WHAT THIS TASK INVOLVES: Every entry must be copied word for word.
-------- EXERCISE MATERIALS --------
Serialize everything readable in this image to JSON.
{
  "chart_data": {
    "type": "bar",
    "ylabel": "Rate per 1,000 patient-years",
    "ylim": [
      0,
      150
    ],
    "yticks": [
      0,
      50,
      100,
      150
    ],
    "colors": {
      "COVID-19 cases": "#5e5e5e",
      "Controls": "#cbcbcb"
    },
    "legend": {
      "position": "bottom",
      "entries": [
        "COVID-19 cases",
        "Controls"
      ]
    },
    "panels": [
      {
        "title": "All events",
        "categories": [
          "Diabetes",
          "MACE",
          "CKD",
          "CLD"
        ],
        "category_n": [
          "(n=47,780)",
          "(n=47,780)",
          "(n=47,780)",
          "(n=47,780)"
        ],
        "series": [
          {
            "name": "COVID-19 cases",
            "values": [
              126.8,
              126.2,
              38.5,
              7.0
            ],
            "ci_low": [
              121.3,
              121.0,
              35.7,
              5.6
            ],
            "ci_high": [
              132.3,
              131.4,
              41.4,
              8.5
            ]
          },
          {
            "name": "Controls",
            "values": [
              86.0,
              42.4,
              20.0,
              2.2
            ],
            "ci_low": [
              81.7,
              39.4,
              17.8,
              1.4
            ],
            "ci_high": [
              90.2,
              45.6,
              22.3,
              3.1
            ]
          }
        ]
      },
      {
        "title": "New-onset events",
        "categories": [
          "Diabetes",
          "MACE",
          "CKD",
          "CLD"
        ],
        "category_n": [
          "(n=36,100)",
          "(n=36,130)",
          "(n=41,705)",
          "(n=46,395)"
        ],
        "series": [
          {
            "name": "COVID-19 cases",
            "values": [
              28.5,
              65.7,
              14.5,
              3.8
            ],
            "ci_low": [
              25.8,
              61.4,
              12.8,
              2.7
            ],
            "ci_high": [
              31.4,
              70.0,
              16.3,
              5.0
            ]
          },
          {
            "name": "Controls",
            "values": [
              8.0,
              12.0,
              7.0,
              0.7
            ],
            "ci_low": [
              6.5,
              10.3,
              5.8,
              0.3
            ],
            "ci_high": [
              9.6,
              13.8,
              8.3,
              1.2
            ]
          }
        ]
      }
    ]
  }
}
--------
RESULT FOR THIS EXERCISE:
Serialize everything readable in this image to JSON.
{
  "chart_data": {
    "type": "bar",
    "ylabel": "Rate per 1,000 patient-years",
    "ylim": [
      0,
      150
    ],
    "yticks": [
      0,
      50,
      100,
      150
    ],
    "colors": {
      "COVID-19 cases": "#5e5e5e",
      "Controls": "#cbcbcb"
    },
    "legend": {
      "position": "bottom",
      "entries": [
        "COVID-19 cases",
        "Controls"
      ]
    },
    "panels": [
      {
        "title": "All events",
        "categories": [
          "Diabetes",
          "MACE",
          "CKD",
          "CLD"
        ],
        "category_n": [
          "(n=47,780)",
          "(n=47,780)",
          "(n=47,780)",
          "(n=47,780)"
        ],
        "series": [
          {
            "name": "COVID-19 cases",
            "values": [
              126.8,
              126.2,
              38.5,
              7.0
            ],
            "ci_low": [
              121.3,
              121.0,
              35.7,
              5.6
            ],
            "ci_high": [
              132.3,
              131.4,
              41.4,
              8.5
            ]
          },
          {
            "name": "Controls",
            "values": [
              86.0,
              42.4,
              20.0,
              2.2
            ],
            "ci_low": [
              81.7,
              39.4,
              17.8,
              1.4
            ],
            "ci_high": [
              90.2,
              45.6,
              22.3,
              3.1
            ]
          }
        ]
      },
      {
        "title": "New-onset events",
        "categories": [
          "Diabetes",
          "MACE",
          "CKD",
          "CLD"
        ],
        "category_n": [
          "(n=36,100)",
          "(n=36,130)",
          "(n=41,705)",
          "(n=46,395)"
        ],
        "series": [
          {
            "name": "COVID-19 cases",
            "values": [
              28.5,
              65.7,
              14.5,
              3.8
            ],
            "ci_low": [
              25.8,
              61.4,
              12.8,
              2.7
            ],
            "ci_high": [
              31.4,
              70.0,
              16.3,
              5.0
            ]
          },
          {
            "name": "Controls",
            "values": [
              8.0,
              12.0,
              7.0,
              0.7
            ],
            "ci_low": [
              6.5,
              10.3,
              5.8,
              0.3
            ],
            "ci_high": [
              9.6,
              13.8,
              8.3,
              1.2
            ]
          }
        ]
      }
    ]
  }
}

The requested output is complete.